- [Material to process]
────────────────────────────────────────
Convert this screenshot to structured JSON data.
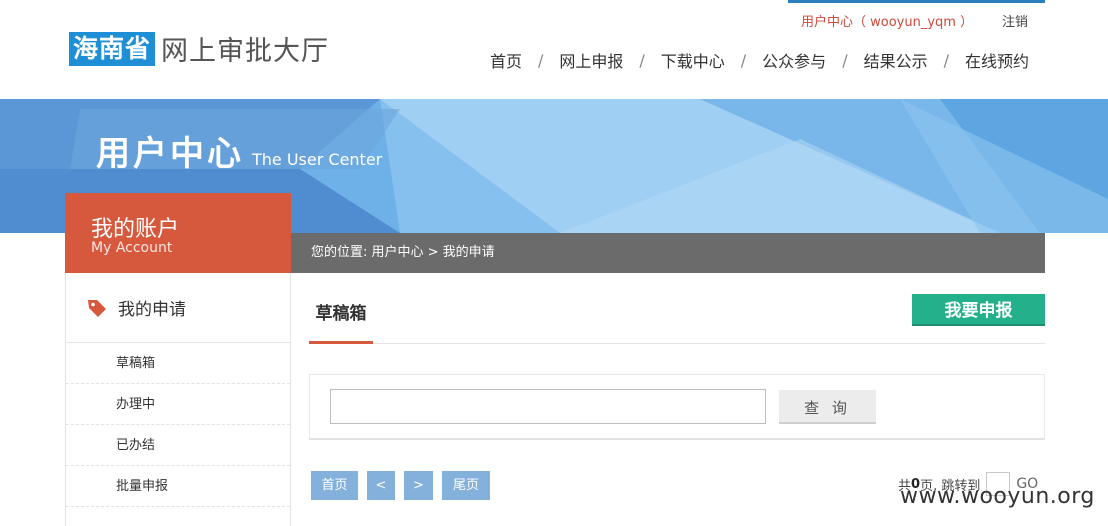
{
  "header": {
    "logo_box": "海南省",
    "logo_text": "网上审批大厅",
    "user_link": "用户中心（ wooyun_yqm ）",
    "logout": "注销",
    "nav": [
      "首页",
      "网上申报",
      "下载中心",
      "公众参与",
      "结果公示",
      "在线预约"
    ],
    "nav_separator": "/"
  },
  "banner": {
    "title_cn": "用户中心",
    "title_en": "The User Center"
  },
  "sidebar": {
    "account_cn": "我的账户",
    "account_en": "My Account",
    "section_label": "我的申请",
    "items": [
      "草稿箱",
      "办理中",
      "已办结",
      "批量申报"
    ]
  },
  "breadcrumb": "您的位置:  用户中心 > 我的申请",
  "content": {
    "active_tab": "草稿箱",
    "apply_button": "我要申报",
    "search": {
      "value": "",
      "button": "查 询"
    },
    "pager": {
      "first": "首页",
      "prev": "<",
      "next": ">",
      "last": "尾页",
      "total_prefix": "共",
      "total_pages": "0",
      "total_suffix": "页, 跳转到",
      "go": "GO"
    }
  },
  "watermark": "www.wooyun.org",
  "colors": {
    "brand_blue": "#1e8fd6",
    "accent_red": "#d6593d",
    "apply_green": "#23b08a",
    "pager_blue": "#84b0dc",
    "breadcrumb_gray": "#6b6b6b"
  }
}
────────────────────────────────────────
- [What you have to do] Find every line that holds "我的申请" and copy it.

- [Final result]
    "section_label": "我的申请",
  "breadcrumb": "您的位置:  用户中心 > 我的申请",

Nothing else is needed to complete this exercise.